▶ **YOUR OBJECTIVE**: In the records below, locate the line containing "What does this", then output that line and all later lines exactly, through the last one.

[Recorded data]

** BEGIN **

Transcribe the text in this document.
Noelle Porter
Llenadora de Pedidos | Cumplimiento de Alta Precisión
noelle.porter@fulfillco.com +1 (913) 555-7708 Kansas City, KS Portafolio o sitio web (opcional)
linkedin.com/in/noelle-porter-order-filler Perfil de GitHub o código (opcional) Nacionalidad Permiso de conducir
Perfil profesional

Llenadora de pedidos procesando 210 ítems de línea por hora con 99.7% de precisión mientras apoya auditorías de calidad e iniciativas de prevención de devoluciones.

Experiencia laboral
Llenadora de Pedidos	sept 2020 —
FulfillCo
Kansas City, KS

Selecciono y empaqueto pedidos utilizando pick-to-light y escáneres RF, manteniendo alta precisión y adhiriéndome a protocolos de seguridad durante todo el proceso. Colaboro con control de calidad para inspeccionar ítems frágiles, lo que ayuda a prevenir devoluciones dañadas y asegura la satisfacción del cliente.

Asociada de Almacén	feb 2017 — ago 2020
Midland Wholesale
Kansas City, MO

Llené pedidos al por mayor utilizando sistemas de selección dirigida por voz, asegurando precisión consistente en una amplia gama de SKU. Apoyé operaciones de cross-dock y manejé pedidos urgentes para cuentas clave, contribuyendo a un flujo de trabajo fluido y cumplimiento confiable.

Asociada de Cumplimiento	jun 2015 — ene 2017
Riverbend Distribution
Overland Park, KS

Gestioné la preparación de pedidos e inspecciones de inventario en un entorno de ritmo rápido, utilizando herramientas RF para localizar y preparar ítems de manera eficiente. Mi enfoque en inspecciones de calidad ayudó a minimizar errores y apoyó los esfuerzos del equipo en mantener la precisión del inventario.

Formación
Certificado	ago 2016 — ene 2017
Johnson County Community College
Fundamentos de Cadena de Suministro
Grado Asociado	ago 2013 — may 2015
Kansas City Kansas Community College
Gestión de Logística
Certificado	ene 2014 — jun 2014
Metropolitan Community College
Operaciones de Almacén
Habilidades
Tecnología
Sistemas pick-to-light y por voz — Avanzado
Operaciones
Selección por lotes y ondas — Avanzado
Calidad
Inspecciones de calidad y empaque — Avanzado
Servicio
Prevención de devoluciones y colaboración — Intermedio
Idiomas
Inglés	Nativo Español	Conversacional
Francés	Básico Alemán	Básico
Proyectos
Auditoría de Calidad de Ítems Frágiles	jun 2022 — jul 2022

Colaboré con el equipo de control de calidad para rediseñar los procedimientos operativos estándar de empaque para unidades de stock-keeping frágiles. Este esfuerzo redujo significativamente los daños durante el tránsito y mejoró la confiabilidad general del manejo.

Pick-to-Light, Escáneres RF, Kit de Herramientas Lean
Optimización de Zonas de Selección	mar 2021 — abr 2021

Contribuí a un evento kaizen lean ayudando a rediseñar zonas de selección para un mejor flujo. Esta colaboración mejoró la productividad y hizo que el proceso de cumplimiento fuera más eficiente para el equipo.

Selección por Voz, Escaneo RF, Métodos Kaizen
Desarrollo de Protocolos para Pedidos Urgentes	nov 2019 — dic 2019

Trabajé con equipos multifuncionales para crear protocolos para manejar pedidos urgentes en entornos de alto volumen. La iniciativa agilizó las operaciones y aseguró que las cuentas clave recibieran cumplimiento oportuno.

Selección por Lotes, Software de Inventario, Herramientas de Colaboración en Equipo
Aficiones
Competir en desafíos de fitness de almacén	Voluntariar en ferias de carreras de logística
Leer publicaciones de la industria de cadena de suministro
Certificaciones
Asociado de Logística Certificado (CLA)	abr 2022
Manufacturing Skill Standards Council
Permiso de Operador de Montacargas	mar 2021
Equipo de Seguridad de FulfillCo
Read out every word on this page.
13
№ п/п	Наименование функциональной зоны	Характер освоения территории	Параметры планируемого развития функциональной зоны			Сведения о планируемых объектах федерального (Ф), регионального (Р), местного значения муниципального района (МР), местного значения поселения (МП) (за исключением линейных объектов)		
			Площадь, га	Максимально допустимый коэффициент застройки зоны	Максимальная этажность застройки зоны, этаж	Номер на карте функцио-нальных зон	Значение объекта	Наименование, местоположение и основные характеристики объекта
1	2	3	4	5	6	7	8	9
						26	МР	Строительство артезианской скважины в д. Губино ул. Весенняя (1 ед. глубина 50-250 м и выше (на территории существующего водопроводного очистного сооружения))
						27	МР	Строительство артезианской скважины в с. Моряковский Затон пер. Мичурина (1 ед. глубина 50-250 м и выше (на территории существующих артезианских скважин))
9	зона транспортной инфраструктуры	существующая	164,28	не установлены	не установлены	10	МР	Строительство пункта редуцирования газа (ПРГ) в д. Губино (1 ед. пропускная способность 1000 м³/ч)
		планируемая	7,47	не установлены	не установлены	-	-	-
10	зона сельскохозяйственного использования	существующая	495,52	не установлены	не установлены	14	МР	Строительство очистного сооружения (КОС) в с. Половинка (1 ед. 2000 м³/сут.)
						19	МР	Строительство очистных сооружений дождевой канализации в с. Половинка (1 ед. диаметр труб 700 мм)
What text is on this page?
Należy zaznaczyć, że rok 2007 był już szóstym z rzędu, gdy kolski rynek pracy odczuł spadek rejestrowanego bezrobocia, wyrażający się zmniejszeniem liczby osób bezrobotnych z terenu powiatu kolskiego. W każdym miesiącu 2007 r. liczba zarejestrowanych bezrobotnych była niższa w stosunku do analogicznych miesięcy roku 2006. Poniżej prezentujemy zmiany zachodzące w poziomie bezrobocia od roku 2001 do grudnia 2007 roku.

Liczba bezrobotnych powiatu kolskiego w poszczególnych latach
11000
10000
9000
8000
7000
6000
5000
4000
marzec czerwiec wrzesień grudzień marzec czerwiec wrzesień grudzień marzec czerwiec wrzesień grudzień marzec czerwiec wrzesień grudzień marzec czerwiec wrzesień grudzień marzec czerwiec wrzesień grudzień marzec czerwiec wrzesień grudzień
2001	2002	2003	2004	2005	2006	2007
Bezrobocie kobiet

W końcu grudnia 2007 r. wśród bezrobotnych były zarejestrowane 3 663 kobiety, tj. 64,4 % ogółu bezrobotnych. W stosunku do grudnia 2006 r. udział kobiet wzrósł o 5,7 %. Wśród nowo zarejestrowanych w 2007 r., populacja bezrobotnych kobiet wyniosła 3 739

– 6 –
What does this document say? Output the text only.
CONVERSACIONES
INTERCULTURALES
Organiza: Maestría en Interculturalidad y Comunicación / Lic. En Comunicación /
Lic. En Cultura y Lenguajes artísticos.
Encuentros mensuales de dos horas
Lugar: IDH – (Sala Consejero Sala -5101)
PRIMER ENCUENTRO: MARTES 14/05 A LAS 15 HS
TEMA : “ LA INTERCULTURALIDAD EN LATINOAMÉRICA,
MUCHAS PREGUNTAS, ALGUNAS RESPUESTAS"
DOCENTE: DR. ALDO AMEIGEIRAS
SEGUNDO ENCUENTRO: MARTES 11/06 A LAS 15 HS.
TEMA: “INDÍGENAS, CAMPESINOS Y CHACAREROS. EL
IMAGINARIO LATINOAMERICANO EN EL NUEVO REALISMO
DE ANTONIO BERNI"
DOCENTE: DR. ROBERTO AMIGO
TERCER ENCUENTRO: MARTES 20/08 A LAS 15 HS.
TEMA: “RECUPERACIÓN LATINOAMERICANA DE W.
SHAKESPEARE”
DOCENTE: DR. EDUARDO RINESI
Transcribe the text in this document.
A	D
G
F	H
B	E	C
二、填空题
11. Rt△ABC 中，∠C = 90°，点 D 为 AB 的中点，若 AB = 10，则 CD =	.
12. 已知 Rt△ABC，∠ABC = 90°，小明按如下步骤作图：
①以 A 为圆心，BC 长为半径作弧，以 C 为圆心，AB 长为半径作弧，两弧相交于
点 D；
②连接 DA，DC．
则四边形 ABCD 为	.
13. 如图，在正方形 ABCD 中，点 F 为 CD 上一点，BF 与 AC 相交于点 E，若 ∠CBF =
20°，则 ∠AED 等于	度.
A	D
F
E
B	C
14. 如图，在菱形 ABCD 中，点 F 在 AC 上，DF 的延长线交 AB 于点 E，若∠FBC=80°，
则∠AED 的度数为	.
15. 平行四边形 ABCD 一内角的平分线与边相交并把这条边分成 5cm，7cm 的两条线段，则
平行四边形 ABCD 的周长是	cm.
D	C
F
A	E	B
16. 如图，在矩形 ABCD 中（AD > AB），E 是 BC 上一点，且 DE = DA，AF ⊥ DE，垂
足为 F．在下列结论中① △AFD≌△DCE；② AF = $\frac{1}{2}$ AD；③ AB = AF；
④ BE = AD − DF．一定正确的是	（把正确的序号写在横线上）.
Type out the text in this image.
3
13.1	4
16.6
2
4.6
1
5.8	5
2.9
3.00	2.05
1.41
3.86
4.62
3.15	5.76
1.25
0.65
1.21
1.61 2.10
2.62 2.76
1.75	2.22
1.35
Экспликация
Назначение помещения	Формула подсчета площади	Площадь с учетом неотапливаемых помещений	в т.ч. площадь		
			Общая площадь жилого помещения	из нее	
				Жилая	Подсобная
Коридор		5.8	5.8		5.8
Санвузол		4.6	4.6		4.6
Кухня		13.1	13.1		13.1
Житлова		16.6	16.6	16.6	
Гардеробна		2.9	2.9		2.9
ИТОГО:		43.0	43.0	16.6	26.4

** END **

▶ **FINAL RESULT**:
What does this document say? Output the text only.
CONVERSACIONES
INTERCULTURALES
Organiza: Maestría en Interculturalidad y Comunicación / Lic. En Comunicación /
Lic. En Cultura y Lenguajes artísticos.
Encuentros mensuales de dos horas
Lugar: IDH – (Sala Consejero Sala -5101)
PRIMER ENCUENTRO: MARTES 14/05 A LAS 15 HS
TEMA : “ LA INTERCULTURALIDAD EN LATINOAMÉRICA,
MUCHAS PREGUNTAS, ALGUNAS RESPUESTAS"
DOCENTE: DR. ALDO AMEIGEIRAS
SEGUNDO ENCUENTRO: MARTES 11/06 A LAS 15 HS.
TEMA: “INDÍGENAS, CAMPESINOS Y CHACAREROS. EL
IMAGINARIO LATINOAMERICANO EN EL NUEVO REALISMO
DE ANTONIO BERNI"
DOCENTE: DR. ROBERTO AMIGO
TERCER ENCUENTRO: MARTES 20/08 A LAS 15 HS.
TEMA: “RECUPERACIÓN LATINOAMERICANA DE W.
SHAKESPEARE”
DOCENTE: DR. EDUARDO RINESI
Transcribe the text in this document.
A	D
G
F	H
B	E	C
二、填空题
11. Rt△ABC 中，∠C = 90°，点 D 为 AB 的中点，若 AB = 10，则 CD =	.
12. 已知 Rt△ABC，∠ABC = 90°，小明按如下步骤作图：
①以 A 为圆心，BC 长为半径作弧，以 C 为圆心，AB 长为半径作弧，两弧相交于
点 D；
②连接 DA，DC．
则四边形 ABCD 为	.
13. 如图，在正方形 ABCD 中，点 F 为 CD 上一点，BF 与 AC 相交于点 E，若 ∠CBF =
20°，则 ∠AED 等于	度.
A	D
F
E
B	C
14. 如图，在菱形 ABCD 中，点 F 在 AC 上，DF 的延长线交 AB 于点 E，若∠FBC=80°，
则∠AED 的度数为	.
15. 平行四边形 ABCD 一内角的平分线与边相交并把这条边分成 5cm，7cm 的两条线段，则
平行四边形 ABCD 的周长是	cm.
D	C
F
A	E	B
16. 如图，在矩形 ABCD 中（AD > AB），E 是 BC 上一点，且 DE = DA，AF ⊥ DE，垂
足为 F．在下列结论中① △AFD≌△DCE；② AF = $\frac{1}{2}$ AD；③ AB = AF；
④ BE = AD − DF．一定正确的是	（把正确的序号写在横线上）.
Type out the text in this image.
3
13.1	4
16.6
2
4.6
1
5.8	5
2.9
3.00	2.05
1.41
3.86
4.62
3.15	5.76
1.25
0.65
1.21
1.61 2.10
2.62 2.76
1.75	2.22
1.35
Экспликация
Назначение помещения	Формула подсчета площади	Площадь с учетом неотапливаемых помещений	в т.ч. площадь		
			Общая площадь жилого помещения	из нее	
				Жилая	Подсобная
Коридор		5.8	5.8		5.8
Санвузол		4.6	4.6		4.6
Кухня		13.1	13.1		13.1
Житлова		16.6	16.6	16.6	
Гардеробна		2.9	2.9		2.9
ИТОГО:		43.0	43.0	16.6	26.4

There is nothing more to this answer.